Document excerpt section start

Louisa Ho (5,288 votes) and Graelynn McKeown (5,154 votes) won election to three-year seats, and Shwetha Shetty (5,205 votes) won election to a one-year unexpired term.
In Mercer County, more people cast their ballots on election day (60,417) than by early voting and mail (39,413). A total of 42.27% of Mercer County’s 236,158 registered voters cast their ballots this year.
In Middlesex County, a total of 207,777 people cast ballots out of 564,454 registered voters — a turnout of 36.81%
This year’s election was not without its problems, though. An election day glitch throughout all towns in Mercer County delayed tabulation of the results for several days.
A problem scanning ballots cast on election day meant that voters had to submit their choices via paper ballots and sharpies. The problem was discovered by poll workers shortly after the poll opened, said Nathaniel Walker, Mercer County Superintendent of elections
According to officials, coding marks printed on the paper ballots was not being accepted by the scanning machines. Officials have called for investigations into the cause of the problem amidst allegations of
corruption by some members of the public.

Document excerpt section end

Exercise instructions
1. Set down the part of the election report starting with "In Mercer County, more" and going on through "for several days.".
2. According to the election report, what did voters have to use to submit their choices when ballots cast on election day could not be scanned?

Entries supplied section start

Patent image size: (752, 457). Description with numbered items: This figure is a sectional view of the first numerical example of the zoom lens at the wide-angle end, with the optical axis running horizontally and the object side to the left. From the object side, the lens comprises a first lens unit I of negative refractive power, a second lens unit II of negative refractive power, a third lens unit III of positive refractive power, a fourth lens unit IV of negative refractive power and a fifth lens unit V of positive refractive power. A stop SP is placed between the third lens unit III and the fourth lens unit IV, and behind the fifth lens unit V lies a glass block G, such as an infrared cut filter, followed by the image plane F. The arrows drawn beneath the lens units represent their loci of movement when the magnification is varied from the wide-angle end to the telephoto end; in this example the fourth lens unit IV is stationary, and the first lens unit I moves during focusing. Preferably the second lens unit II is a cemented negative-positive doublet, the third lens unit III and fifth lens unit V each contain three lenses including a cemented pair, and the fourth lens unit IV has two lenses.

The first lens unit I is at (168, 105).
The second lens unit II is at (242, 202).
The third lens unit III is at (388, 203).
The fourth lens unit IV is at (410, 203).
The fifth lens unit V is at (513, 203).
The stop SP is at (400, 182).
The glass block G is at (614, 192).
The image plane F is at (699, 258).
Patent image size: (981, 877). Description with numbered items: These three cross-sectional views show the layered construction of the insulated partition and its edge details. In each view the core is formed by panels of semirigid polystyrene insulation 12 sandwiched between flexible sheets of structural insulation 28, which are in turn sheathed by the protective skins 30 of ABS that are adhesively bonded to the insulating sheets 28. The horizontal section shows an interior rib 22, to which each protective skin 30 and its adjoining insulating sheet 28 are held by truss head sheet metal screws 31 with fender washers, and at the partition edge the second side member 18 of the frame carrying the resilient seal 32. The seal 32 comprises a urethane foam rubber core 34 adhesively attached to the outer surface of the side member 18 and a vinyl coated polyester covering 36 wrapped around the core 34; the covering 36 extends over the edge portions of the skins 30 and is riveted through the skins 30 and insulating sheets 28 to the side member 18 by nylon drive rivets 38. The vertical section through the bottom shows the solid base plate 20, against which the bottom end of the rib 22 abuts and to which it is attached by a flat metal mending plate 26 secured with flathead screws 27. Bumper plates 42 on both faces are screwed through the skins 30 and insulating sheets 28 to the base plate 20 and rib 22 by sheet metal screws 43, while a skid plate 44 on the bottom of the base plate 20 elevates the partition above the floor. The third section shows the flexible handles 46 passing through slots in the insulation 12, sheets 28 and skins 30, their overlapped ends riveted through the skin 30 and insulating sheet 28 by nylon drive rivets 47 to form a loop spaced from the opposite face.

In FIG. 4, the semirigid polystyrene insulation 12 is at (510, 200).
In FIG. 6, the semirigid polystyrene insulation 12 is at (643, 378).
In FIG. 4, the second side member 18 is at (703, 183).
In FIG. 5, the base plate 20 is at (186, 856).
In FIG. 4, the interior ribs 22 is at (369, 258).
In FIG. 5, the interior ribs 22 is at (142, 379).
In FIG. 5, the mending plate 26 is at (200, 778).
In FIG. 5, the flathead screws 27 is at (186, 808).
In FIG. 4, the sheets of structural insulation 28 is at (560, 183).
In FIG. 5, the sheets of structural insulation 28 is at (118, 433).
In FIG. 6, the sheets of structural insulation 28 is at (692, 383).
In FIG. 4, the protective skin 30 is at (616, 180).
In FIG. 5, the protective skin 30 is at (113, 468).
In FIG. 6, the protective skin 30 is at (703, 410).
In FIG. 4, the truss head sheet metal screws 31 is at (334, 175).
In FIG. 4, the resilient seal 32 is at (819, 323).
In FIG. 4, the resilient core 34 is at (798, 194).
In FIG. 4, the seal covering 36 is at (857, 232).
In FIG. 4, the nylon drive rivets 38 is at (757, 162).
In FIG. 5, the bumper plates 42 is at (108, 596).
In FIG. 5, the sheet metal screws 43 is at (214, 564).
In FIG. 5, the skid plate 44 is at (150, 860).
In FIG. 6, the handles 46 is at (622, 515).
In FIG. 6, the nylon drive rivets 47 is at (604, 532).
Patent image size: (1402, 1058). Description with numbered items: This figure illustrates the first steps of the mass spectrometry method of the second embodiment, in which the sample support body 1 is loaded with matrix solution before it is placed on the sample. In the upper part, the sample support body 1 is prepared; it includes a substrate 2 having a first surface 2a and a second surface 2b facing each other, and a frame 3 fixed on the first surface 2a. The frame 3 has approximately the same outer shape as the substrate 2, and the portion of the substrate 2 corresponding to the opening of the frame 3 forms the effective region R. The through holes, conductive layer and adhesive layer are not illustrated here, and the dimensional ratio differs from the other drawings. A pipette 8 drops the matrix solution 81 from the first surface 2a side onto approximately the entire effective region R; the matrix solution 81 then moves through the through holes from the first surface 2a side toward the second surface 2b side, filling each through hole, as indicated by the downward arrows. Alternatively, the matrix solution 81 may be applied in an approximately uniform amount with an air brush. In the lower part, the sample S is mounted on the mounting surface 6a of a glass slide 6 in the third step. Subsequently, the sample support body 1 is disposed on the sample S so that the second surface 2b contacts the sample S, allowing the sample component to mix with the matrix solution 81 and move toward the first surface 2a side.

Entries supplied section end

Task-by-task results
1.
In Mercer County, more people cast their ballots on election day (60,417) than by early voting and mail (39,413). A total of 42.27% of Mercer County’s 236,158 registered voters cast their ballots this year.
In Middlesex County, a total of 207,777 people cast ballots out of 564,454 registered voters — a turnout of 36.81%
This year’s election was not without its problems, though. An election day glitch throughout all towns in Mercer County delayed tabulation of the results for several days.

2. Paper ballots and sharpies.